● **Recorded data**
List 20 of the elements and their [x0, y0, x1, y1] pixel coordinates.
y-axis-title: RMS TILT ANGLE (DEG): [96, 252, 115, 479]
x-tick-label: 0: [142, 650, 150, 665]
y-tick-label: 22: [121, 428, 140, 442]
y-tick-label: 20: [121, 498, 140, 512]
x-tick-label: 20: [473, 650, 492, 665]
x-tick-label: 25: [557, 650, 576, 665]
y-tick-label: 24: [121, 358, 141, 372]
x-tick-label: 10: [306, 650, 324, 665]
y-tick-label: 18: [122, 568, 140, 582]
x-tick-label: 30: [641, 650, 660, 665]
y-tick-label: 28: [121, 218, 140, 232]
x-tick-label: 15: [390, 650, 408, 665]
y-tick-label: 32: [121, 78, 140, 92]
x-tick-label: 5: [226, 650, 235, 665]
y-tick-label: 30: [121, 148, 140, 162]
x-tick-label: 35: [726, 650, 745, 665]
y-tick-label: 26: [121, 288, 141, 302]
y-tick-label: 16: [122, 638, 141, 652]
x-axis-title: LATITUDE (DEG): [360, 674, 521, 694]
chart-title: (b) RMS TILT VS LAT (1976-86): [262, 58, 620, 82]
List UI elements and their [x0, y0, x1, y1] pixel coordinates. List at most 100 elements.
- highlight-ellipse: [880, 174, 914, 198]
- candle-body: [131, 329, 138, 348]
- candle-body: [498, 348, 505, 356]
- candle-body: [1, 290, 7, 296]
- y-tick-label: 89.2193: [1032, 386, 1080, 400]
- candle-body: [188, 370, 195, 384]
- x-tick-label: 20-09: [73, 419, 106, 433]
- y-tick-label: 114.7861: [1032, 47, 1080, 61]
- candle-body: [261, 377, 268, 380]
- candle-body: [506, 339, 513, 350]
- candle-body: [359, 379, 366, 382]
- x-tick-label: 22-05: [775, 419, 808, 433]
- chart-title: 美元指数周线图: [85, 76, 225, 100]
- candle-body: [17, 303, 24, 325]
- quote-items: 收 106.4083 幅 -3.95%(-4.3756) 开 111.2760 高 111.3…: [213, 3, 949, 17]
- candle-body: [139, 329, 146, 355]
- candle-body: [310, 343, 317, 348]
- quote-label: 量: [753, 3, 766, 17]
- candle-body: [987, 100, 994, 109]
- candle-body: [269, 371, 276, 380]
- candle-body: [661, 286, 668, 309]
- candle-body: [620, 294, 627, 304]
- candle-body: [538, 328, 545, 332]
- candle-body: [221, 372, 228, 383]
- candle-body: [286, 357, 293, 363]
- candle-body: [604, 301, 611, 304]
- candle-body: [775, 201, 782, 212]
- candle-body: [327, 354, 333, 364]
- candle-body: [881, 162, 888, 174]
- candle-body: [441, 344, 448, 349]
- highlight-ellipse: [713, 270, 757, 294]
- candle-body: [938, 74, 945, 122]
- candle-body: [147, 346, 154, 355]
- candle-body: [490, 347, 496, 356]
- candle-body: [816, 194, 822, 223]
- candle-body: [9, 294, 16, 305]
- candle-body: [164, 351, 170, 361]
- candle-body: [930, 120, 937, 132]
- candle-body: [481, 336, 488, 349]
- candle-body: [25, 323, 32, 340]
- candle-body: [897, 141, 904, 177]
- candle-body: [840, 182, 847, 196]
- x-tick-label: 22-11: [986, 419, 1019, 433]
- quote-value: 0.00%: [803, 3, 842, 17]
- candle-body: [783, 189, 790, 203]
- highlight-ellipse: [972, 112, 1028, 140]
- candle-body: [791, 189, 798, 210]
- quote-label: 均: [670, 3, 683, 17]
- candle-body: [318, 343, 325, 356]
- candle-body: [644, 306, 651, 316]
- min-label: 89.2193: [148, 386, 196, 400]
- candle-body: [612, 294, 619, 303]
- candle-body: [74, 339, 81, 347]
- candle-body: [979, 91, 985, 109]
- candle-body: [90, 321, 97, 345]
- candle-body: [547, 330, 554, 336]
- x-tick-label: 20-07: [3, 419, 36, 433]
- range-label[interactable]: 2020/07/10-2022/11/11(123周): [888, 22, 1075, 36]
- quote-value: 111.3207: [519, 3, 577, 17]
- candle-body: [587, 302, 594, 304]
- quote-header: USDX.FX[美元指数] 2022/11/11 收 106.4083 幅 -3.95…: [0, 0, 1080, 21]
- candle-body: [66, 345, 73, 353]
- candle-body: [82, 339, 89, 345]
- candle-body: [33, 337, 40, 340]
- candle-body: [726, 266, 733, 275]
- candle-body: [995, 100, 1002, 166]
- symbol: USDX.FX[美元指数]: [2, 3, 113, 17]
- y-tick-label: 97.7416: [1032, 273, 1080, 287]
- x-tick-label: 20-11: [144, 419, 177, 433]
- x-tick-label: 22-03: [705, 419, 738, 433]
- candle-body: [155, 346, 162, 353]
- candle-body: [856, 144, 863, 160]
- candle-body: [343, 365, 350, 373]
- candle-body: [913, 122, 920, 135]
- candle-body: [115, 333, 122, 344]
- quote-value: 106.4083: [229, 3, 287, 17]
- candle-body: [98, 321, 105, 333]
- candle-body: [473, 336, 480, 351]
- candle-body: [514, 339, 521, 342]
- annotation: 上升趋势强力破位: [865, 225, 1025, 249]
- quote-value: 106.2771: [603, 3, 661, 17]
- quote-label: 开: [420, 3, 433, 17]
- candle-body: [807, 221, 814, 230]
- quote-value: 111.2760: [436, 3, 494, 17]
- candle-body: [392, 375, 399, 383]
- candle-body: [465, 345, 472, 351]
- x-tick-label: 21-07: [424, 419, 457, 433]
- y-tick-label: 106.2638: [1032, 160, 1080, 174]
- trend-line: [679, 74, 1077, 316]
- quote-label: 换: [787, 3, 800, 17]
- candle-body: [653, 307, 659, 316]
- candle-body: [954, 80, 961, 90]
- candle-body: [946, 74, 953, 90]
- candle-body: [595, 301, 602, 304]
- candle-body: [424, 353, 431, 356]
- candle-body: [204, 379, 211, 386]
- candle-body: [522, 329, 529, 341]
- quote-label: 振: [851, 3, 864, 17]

● **WHAT THIS TASK INVOLVES**
Output every line of the records above as a numbered list, leaving out any blank lines.

● **REPLY TO THE EXERCISE**
1. List 20 of the elements and their [x0, y0, x1, y1] pixel coordinates.
2. y-axis-title: RMS TILT ANGLE (DEG): [96, 252, 115, 479]
3. x-tick-label: 0: [142, 650, 150, 665]
4. y-tick-label: 22: [121, 428, 140, 442]
5. y-tick-label: 20: [121, 498, 140, 512]
6. x-tick-label: 20: [473, 650, 492, 665]
7. x-tick-label: 25: [557, 650, 576, 665]
8. y-tick-label: 24: [121, 358, 141, 372]
9. x-tick-label: 10: [306, 650, 324, 665]
10. y-tick-label: 18: [122, 568, 140, 582]
11. x-tick-label: 30: [641, 650, 660, 665]
12. y-tick-label: 28: [121, 218, 140, 232]
13. x-tick-label: 15: [390, 650, 408, 665]
14. y-tick-label: 32: [121, 78, 140, 92]
15. x-tick-label: 5: [226, 650, 235, 665]
16. y-tick-label: 30: [121, 148, 140, 162]
17. x-tick-label: 35: [726, 650, 745, 665]
18. y-tick-label: 26: [121, 288, 141, 302]
19. y-tick-label: 16: [122, 638, 141, 652]
20. x-axis-title: LATITUDE (DEG): [360, 674, 521, 694]
21. chart-title: (b) RMS TILT VS LAT (1976-86): [262, 58, 620, 82]
22. List UI elements and their [x0, y0, x1, y1] pixel coordinates. List at most 100 elements.
23. - highlight-ellipse: [880, 174, 914, 198]
24. - candle-body: [131, 329, 138, 348]
25. - candle-body: [498, 348, 505, 356]
26. - candle-body: [1, 290, 7, 296]
27. - y-tick-label: 89.2193: [1032, 386, 1080, 400]
28. - candle-body: [188, 370, 195, 384]
29. - x-tick-label: 20-09: [73, 419, 106, 433]
30. - y-tick-label: 114.7861: [1032, 47, 1080, 61]
31. - candle-body: [261, 377, 268, 380]
32. - candle-body: [506, 339, 513, 350]
33. - candle-body: [359, 379, 366, 382]
34. - x-tick-label: 22-05: [775, 419, 808, 433]
35. - chart-title: 美元指数周线图: [85, 76, 225, 100]
36. - candle-body: [17, 303, 24, 325]
37. - quote-items: 收 106.4083 幅 -3.95%(-4.3756) 开 111.2760 高 111.3…: [213, 3, 949, 17]
38. - candle-body: [139, 329, 146, 355]
39. - candle-body: [310, 343, 317, 348]
40. - quote-label: 量: [753, 3, 766, 17]
41. - candle-body: [987, 100, 994, 109]
42. - candle-body: [269, 371, 276, 380]
43. - candle-body: [661, 286, 668, 309]
44. - candle-body: [620, 294, 627, 304]
45. - candle-body: [538, 328, 545, 332]
46. - candle-body: [221, 372, 228, 383]
47. - candle-body: [286, 357, 293, 363]
48. - candle-body: [604, 301, 611, 304]
49. - candle-body: [775, 201, 782, 212]
50. - candle-body: [327, 354, 333, 364]
51. - candle-body: [881, 162, 888, 174]
52. - candle-body: [441, 344, 448, 349]
53. - highlight-ellipse: [713, 270, 757, 294]
54. - candle-body: [938, 74, 945, 122]
55. - candle-body: [147, 346, 154, 355]
56. - candle-body: [490, 347, 496, 356]
57. - candle-body: [816, 194, 822, 223]
58. - candle-body: [9, 294, 16, 305]
59. - candle-body: [164, 351, 170, 361]
60. - candle-body: [930, 120, 937, 132]
61. - candle-body: [481, 336, 488, 349]
62. - candle-body: [25, 323, 32, 340]
63. - candle-body: [897, 141, 904, 177]
64. - candle-body: [840, 182, 847, 196]
65. - x-tick-label: 22-11: [986, 419, 1019, 433]
66. - quote-value: 0.00%: [803, 3, 842, 17]
67. - candle-body: [783, 189, 790, 203]
68. - highlight-ellipse: [972, 112, 1028, 140]
69. - candle-body: [791, 189, 798, 210]
70. - quote-label: 均: [670, 3, 683, 17]
71. - candle-body: [318, 343, 325, 356]
72. - candle-body: [644, 306, 651, 316]
73. - min-label: 89.2193: [148, 386, 196, 400]
74. - candle-body: [612, 294, 619, 303]
75. - candle-body: [74, 339, 81, 347]
76. - candle-body: [979, 91, 985, 109]
77. - candle-body: [90, 321, 97, 345]
78. - candle-body: [547, 330, 554, 336]
79. - x-tick-label: 20-07: [3, 419, 36, 433]
80. - range-label[interactable]: 2020/07/10-2022/11/11(123周): [888, 22, 1075, 36]
81. - quote-value: 111.3207: [519, 3, 577, 17]
82. - candle-body: [587, 302, 594, 304]
83. - quote-header: USDX.FX[美元指数] 2022/11/11 收 106.4083 幅 -3.95…: [0, 0, 1080, 21]
84. - candle-body: [66, 345, 73, 353]
85. - candle-body: [82, 339, 89, 345]
86. - candle-body: [33, 337, 40, 340]
87. - candle-body: [726, 266, 733, 275]
88. - candle-body: [995, 100, 1002, 166]
89. - symbol: USDX.FX[美元指数]: [2, 3, 113, 17]
90. - y-tick-label: 97.7416: [1032, 273, 1080, 287]
91. - x-tick-label: 20-11: [144, 419, 177, 433]
92. - x-tick-label: 22-03: [705, 419, 738, 433]
93. - candle-body: [155, 346, 162, 353]
94. - candle-body: [856, 144, 863, 160]
95. - candle-body: [343, 365, 350, 373]
96. - candle-body: [913, 122, 920, 135]
97. - candle-body: [115, 333, 122, 344]
98. - quote-value: 106.4083: [229, 3, 287, 17]
99. - candle-body: [98, 321, 105, 333]
100. - candle-body: [473, 336, 480, 351]
101. - candle-body: [514, 339, 521, 342]
102. - annotation: 上升趋势强力破位: [865, 225, 1025, 249]
103. - quote-value: 106.2771: [603, 3, 661, 17]
104. - quote-label: 开: [420, 3, 433, 17]
105. - candle-body: [807, 221, 814, 230]
106. - quote-value: 111.2760: [436, 3, 494, 17]
107. - candle-body: [392, 375, 399, 383]
108. - candle-body: [465, 345, 472, 351]
109. - x-tick-label: 21-07: [424, 419, 457, 433]
110. - y-tick-label: 106.2638: [1032, 160, 1080, 174]
111. - trend-line: [679, 74, 1077, 316]
112. - quote-label: 换: [787, 3, 800, 17]
113. - candle-body: [653, 307, 659, 316]
114. - candle-body: [954, 80, 961, 90]
115. - candle-body: [946, 74, 953, 90]
116. - candle-body: [595, 301, 602, 304]
117. - candle-body: [424, 353, 431, 356]
118. - candle-body: [204, 379, 211, 386]
119. - candle-body: [522, 329, 529, 341]
120. - quote-label: 振: [851, 3, 864, 17]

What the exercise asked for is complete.